EXERCISE BRIEF:
Could you write out every entry exactly as it stands?

(Figure record extracts)
>> Begin
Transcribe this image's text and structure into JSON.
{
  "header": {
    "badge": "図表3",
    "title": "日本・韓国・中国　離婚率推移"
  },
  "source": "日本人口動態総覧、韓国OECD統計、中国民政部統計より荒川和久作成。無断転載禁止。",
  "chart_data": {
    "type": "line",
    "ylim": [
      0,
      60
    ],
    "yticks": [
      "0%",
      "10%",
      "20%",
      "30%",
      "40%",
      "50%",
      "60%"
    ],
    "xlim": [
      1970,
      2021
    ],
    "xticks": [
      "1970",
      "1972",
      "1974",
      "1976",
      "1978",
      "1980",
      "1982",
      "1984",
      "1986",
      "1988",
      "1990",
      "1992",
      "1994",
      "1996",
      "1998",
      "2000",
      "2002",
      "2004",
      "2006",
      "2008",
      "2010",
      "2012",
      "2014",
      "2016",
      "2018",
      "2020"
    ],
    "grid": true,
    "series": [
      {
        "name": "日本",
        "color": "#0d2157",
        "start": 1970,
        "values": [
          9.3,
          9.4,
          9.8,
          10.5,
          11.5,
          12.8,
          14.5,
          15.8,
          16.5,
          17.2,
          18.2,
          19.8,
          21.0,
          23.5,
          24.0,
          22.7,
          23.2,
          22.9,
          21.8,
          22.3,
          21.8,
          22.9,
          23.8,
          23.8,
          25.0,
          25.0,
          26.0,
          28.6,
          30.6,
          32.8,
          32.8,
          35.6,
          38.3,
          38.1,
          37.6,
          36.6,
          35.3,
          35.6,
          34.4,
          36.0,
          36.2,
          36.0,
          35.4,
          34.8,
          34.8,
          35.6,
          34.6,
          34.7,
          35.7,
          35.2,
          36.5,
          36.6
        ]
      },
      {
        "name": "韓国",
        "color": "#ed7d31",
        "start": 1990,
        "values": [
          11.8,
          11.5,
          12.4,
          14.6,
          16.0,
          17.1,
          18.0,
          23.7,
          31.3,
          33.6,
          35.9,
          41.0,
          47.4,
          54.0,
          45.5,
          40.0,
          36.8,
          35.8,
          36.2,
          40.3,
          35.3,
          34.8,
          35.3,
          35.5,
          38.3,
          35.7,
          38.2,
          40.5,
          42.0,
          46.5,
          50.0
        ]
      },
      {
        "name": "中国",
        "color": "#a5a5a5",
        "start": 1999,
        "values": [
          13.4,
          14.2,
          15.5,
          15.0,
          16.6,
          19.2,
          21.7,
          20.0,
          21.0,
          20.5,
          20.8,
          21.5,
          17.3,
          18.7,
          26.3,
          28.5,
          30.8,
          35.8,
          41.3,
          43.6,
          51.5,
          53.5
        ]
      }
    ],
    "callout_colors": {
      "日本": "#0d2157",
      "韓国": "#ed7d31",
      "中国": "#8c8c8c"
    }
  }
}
>> End
RESULT FOR THIS EXERCISE:
Transcribe this image's text and structure into JSON.
{
  "header": {
    "badge": "図表3",
    "title": "日本・韓国・中国　離婚率推移"
  },
  "source": "日本人口動態総覧、韓国OECD統計、中国民政部統計より荒川和久作成。無断転載禁止。",
  "chart_data": {
    "type": "line",
    "ylim": [
      0,
      60
    ],
    "yticks": [
      "0%",
      "10%",
      "20%",
      "30%",
      "40%",
      "50%",
      "60%"
    ],
    "xlim": [
      1970,
      2021
    ],
    "xticks": [
      "1970",
      "1972",
      "1974",
      "1976",
      "1978",
      "1980",
      "1982",
      "1984",
      "1986",
      "1988",
      "1990",
      "1992",
      "1994",
      "1996",
      "1998",
      "2000",
      "2002",
      "2004",
      "2006",
      "2008",
      "2010",
      "2012",
      "2014",
      "2016",
      "2018",
      "2020"
    ],
    "grid": true,
    "series": [
      {
        "name": "日本",
        "color": "#0d2157",
        "start": 1970,
        "values": [
          9.3,
          9.4,
          9.8,
          10.5,
          11.5,
          12.8,
          14.5,
          15.8,
          16.5,
          17.2,
          18.2,
          19.8,
          21.0,
          23.5,
          24.0,
          22.7,
          23.2,
          22.9,
          21.8,
          22.3,
          21.8,
          22.9,
          23.8,
          23.8,
          25.0,
          25.0,
          26.0,
          28.6,
          30.6,
          32.8,
          32.8,
          35.6,
          38.3,
          38.1,
          37.6,
          36.6,
          35.3,
          35.6,
          34.4,
          36.0,
          36.2,
          36.0,
          35.4,
          34.8,
          34.8,
          35.6,
          34.6,
          34.7,
          35.7,
          35.2,
          36.5,
          36.6
        ]
      },
      {
        "name": "韓国",
        "color": "#ed7d31",
        "start": 1990,
        "values": [
          11.8,
          11.5,
          12.4,
          14.6,
          16.0,
          17.1,
          18.0,
          23.7,
          31.3,
          33.6,
          35.9,
          41.0,
          47.4,
          54.0,
          45.5,
          40.0,
          36.8,
          35.8,
          36.2,
          40.3,
          35.3,
          34.8,
          35.3,
          35.5,
          38.3,
          35.7,
          38.2,
          40.5,
          42.0,
          46.5,
          50.0
        ]
      },
      {
        "name": "中国",
        "color": "#a5a5a5",
        "start": 1999,
        "values": [
          13.4,
          14.2,
          15.5,
          15.0,
          16.6,
          19.2,
          21.7,
          20.0,
          21.0,
          20.5,
          20.8,
          21.5,
          17.3,
          18.7,
          26.3,
          28.5,
          30.8,
          35.8,
          41.3,
          43.6,
          51.5,
          53.5
        ]
      }
    ],
    "callout_colors": {
      "日本": "#0d2157",
      "韓国": "#ed7d31",
      "中国": "#8c8c8c"
    }
  }
}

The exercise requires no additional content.